> [What the task requires]:
From the listing below, extract every line containing "text".

> [Data extracted from a collection]:
----------

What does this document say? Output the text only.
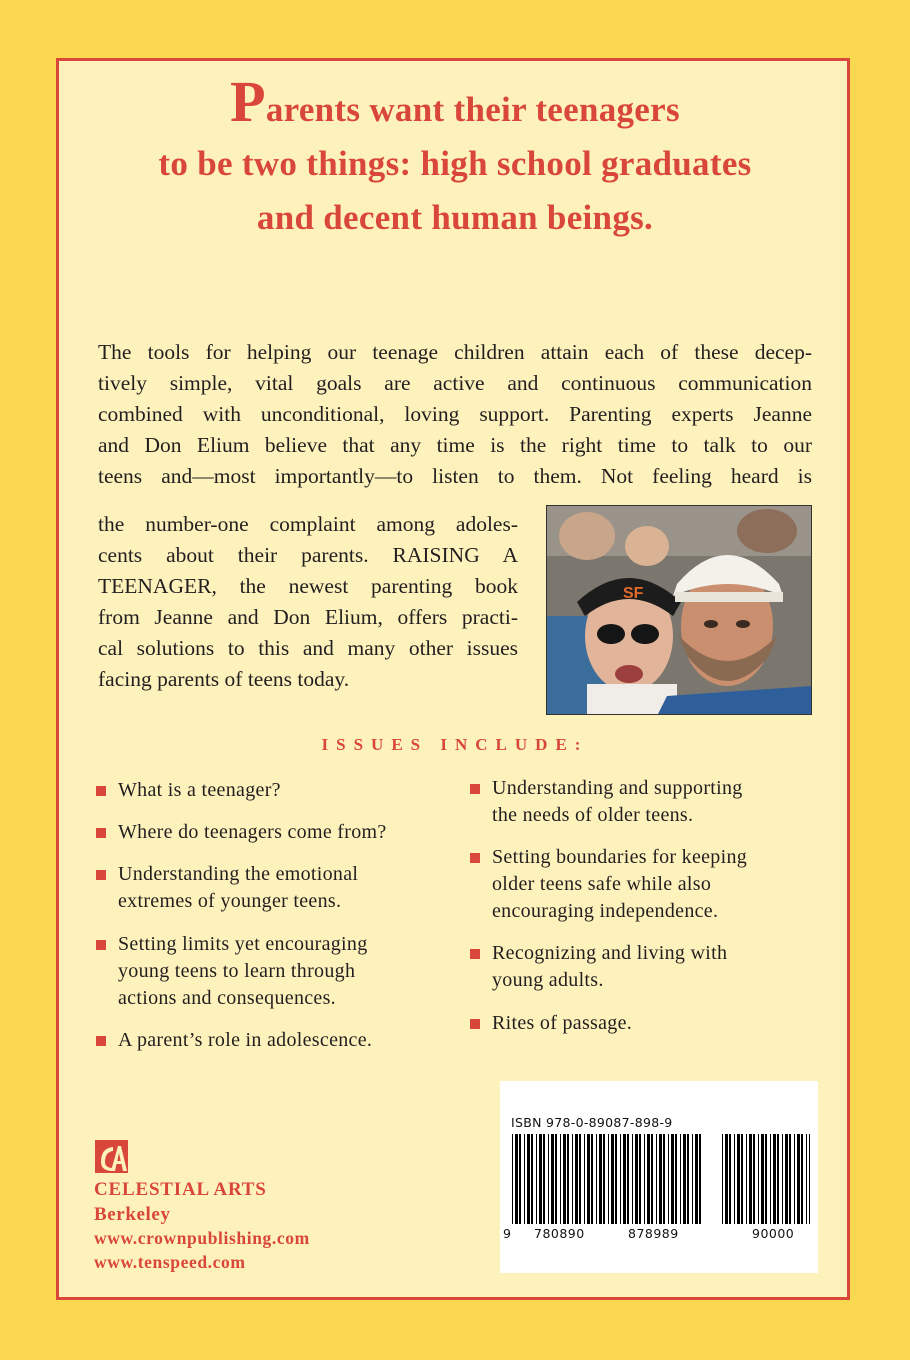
Parents want their teenagers
to be two things: high school graduates
and decent human beings.

The tools for helping our teenage children attain each of these decep-

tively simple, vital goals are active and continuous communication

combined with unconditional, loving support. Parenting experts Jeanne

and Don Elium believe that any time is the right time to talk to our

teens and—most importantly—to listen to them. Not feeling heard is

the number-one complaint among adoles-

cents about their parents. RAISING A

TEENAGER, the newest parenting book

from Jeanne and Don Elium, offers practi-

cal solutions to this and many other issues

facing parents of teens today.

SF
ISSUES INCLUDE:
What is a teenager?
Where do teenagers come from?
Understanding the emotional
extremes of younger teens.
Setting limits yet encouraging
young teens to learn through
actions and consequences.
A parent’s role in adolescence.
Understanding and supporting
the needs of older teens.
Setting boundaries for keeping
older teens safe while also
encouraging independence.
Recognizing and living with
young adults.
Rites of passage.
ISBN 978-0-89087-898-9
9 780890	878989	90000
CELESTIAL ARTS
Berkeley
www.crownpublishing.com
www.tenspeed.com
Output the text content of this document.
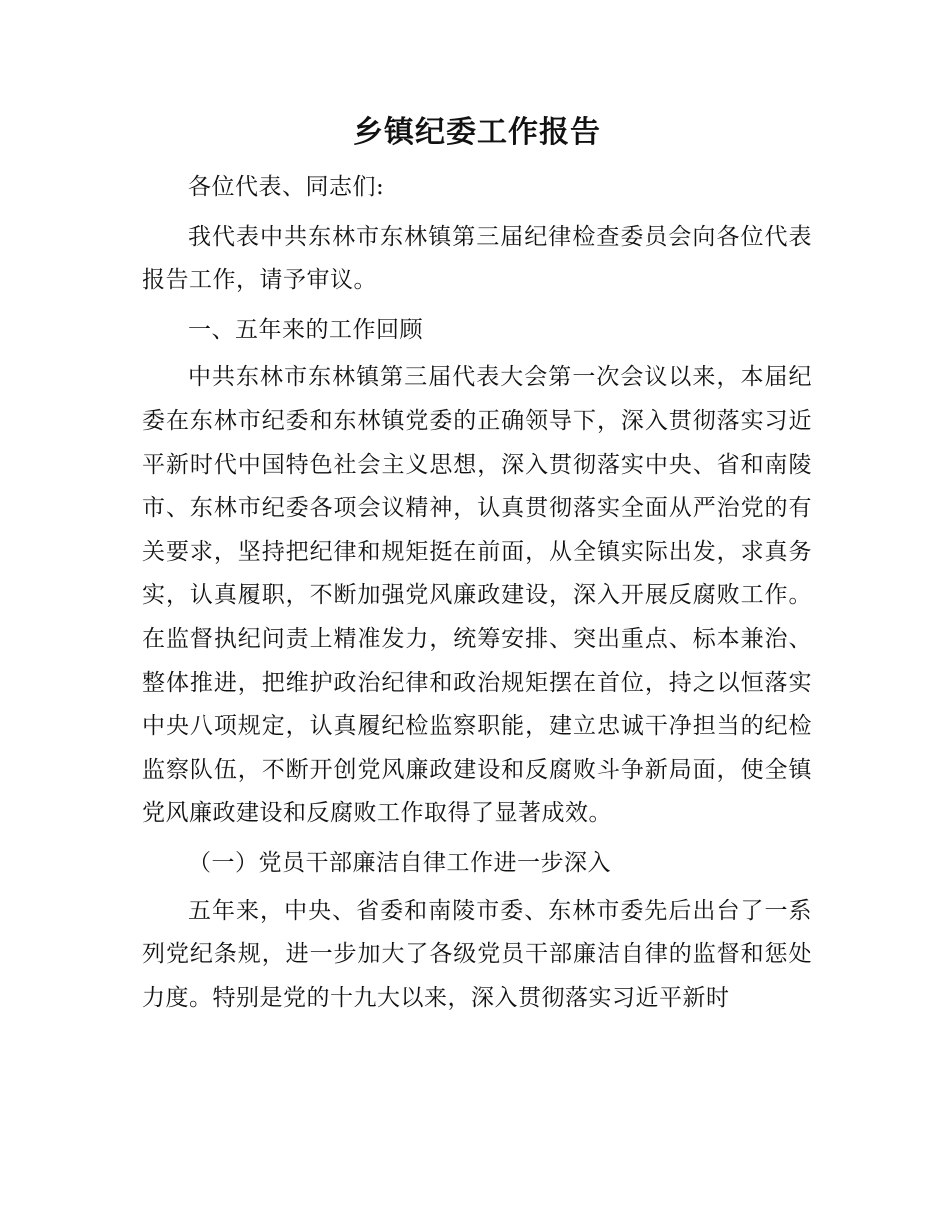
乡镇纪委工作报告
各位代表、同志们:
我代表中共东林市东林镇第三届纪律检查委员会向各位代表报告工作，请予审议。
一、五年来的工作回顾
中共东林市东林镇第三届代表大会第一次会议以来，本届纪委在东林市纪委和东林镇党委的正确领导下，深入贯彻落实习近平新时代中国特色社会主义思想，深入贯彻落实中央、省和南陵市、东林市纪委各项会议精神，认真贯彻落实全面从严治党的有关要求，坚持把纪律和规矩挺在前面，从全镇实际出发，求真务实，认真履职，不断加强党风廉政建设，深入开展反腐败工作。在监督执纪问责上精准发力，统筹安排、突出重点、标本兼治、整体推进，把维护政治纪律和政治规矩摆在首位，持之以恒落实中央八项规定，认真履纪检监察职能，建立忠诚干净担当的纪检监察队伍，不断开创党风廉政建设和反腐败斗争新局面，使全镇党风廉政建设和反腐败工作取得了显著成效。
（一）党员干部廉洁自律工作进一步深入
五年来，中央、省委和南陵市委、东林市委先后出台了一系列党纪条规，进一步加大了各级党员干部廉洁自律的监督和惩处力度。特别是党的十九大以来，深入贯彻落实习近平新时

----------

> [The completed task]:
What does this document say? Output the text only.
Output the text content of this document.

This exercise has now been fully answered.